[Stored records]
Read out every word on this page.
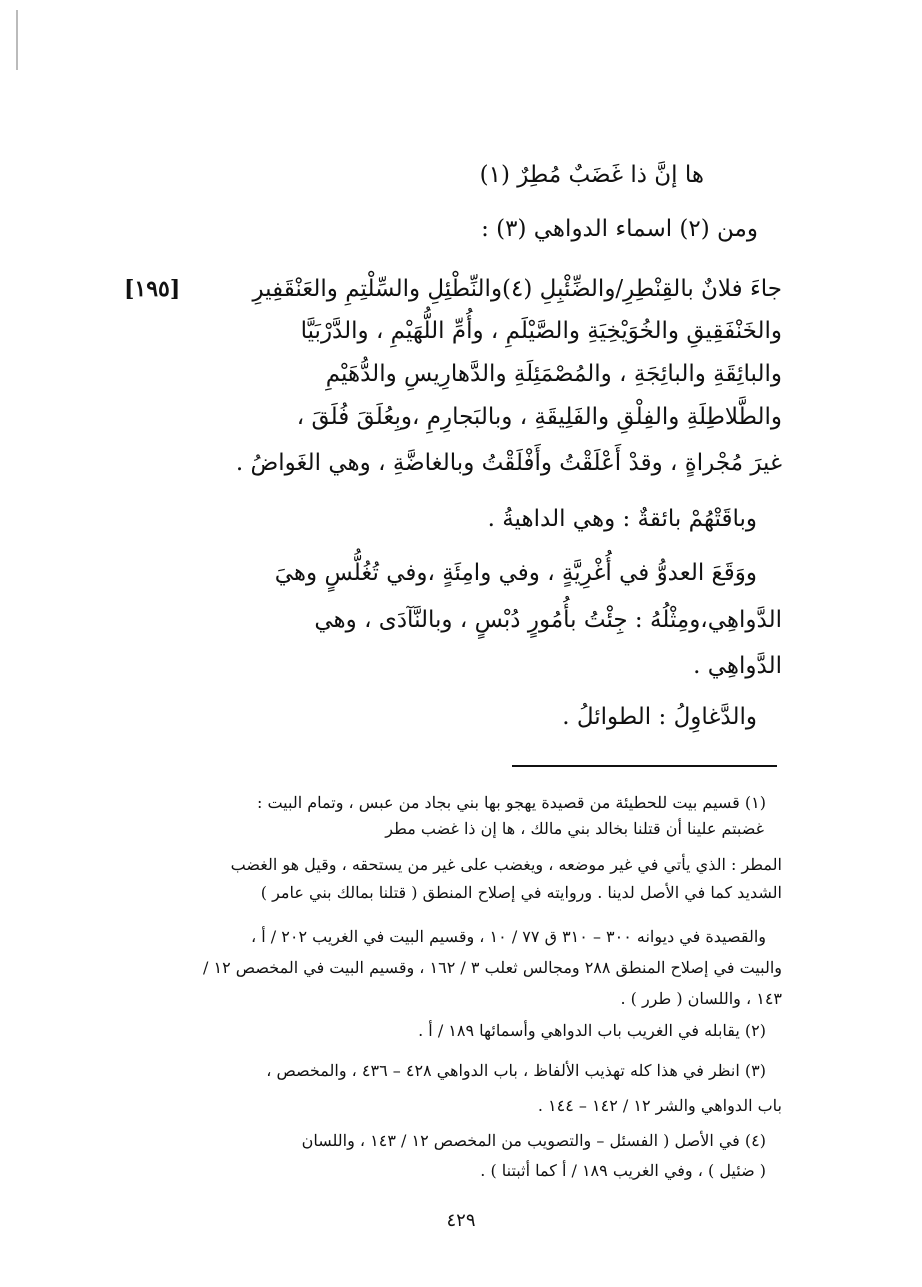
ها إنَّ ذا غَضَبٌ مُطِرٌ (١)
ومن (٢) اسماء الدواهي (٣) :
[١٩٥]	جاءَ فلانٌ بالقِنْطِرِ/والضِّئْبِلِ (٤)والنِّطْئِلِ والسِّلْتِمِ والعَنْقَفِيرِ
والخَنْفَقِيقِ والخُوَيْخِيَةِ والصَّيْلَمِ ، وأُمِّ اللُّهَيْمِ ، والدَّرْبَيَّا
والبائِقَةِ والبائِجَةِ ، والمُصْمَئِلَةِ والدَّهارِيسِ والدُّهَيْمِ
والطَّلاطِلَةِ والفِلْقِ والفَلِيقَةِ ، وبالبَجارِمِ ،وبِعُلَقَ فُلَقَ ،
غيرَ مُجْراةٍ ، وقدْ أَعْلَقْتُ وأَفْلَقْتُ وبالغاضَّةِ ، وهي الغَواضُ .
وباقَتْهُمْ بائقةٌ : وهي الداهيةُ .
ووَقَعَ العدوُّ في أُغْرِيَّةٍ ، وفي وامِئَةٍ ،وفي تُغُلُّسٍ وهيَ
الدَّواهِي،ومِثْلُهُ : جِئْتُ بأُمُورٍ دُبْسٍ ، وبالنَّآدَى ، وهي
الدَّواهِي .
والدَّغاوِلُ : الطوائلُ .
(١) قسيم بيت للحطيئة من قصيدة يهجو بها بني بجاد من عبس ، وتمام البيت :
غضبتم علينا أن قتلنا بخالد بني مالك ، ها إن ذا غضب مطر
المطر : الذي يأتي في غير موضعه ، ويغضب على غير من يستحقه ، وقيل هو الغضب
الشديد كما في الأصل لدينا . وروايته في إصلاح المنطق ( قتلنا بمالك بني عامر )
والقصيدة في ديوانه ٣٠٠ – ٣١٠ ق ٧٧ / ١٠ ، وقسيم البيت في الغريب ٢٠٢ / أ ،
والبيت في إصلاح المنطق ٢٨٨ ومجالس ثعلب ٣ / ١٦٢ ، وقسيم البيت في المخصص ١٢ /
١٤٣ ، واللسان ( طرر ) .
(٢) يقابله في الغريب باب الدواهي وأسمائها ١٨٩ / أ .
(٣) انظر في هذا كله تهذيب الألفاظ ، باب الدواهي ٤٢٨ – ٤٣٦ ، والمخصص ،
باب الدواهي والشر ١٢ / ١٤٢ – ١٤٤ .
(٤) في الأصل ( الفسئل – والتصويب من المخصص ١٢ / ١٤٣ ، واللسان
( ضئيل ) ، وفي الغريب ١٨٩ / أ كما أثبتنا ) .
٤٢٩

## WHAT YOU NEED TO DO
Reproduce the material above verbatim; omit every picture.

## RESPONSE TO THIS EXERCISE
Read out every word on this page.
ها إنَّ ذا غَضَبٌ مُطِرٌ (١)
ومن (٢) اسماء الدواهي (٣) :
[١٩٥]	جاءَ فلانٌ بالقِنْطِرِ/والضِّئْبِلِ (٤)والنِّطْئِلِ والسِّلْتِمِ والعَنْقَفِيرِ
والخَنْفَقِيقِ والخُوَيْخِيَةِ والصَّيْلَمِ ، وأُمِّ اللُّهَيْمِ ، والدَّرْبَيَّا
والبائِقَةِ والبائِجَةِ ، والمُصْمَئِلَةِ والدَّهارِيسِ والدُّهَيْمِ
والطَّلاطِلَةِ والفِلْقِ والفَلِيقَةِ ، وبالبَجارِمِ ،وبِعُلَقَ فُلَقَ ،
غيرَ مُجْراةٍ ، وقدْ أَعْلَقْتُ وأَفْلَقْتُ وبالغاضَّةِ ، وهي الغَواضُ .
وباقَتْهُمْ بائقةٌ : وهي الداهيةُ .
ووَقَعَ العدوُّ في أُغْرِيَّةٍ ، وفي وامِئَةٍ ،وفي تُغُلُّسٍ وهيَ
الدَّواهِي،ومِثْلُهُ : جِئْتُ بأُمُورٍ دُبْسٍ ، وبالنَّآدَى ، وهي
الدَّواهِي .
والدَّغاوِلُ : الطوائلُ .
(١) قسيم بيت للحطيئة من قصيدة يهجو بها بني بجاد من عبس ، وتمام البيت :
غضبتم علينا أن قتلنا بخالد بني مالك ، ها إن ذا غضب مطر
المطر : الذي يأتي في غير موضعه ، ويغضب على غير من يستحقه ، وقيل هو الغضب
الشديد كما في الأصل لدينا . وروايته في إصلاح المنطق ( قتلنا بمالك بني عامر )
والقصيدة في ديوانه ٣٠٠ – ٣١٠ ق ٧٧ / ١٠ ، وقسيم البيت في الغريب ٢٠٢ / أ ،
والبيت في إصلاح المنطق ٢٨٨ ومجالس ثعلب ٣ / ١٦٢ ، وقسيم البيت في المخصص ١٢ /
١٤٣ ، واللسان ( طرر ) .
(٢) يقابله في الغريب باب الدواهي وأسمائها ١٨٩ / أ .
(٣) انظر في هذا كله تهذيب الألفاظ ، باب الدواهي ٤٢٨ – ٤٣٦ ، والمخصص ،
باب الدواهي والشر ١٢ / ١٤٢ – ١٤٤ .
(٤) في الأصل ( الفسئل – والتصويب من المخصص ١٢ / ١٤٣ ، واللسان
( ضئيل ) ، وفي الغريب ١٨٩ / أ كما أثبتنا ) .
٤٢٩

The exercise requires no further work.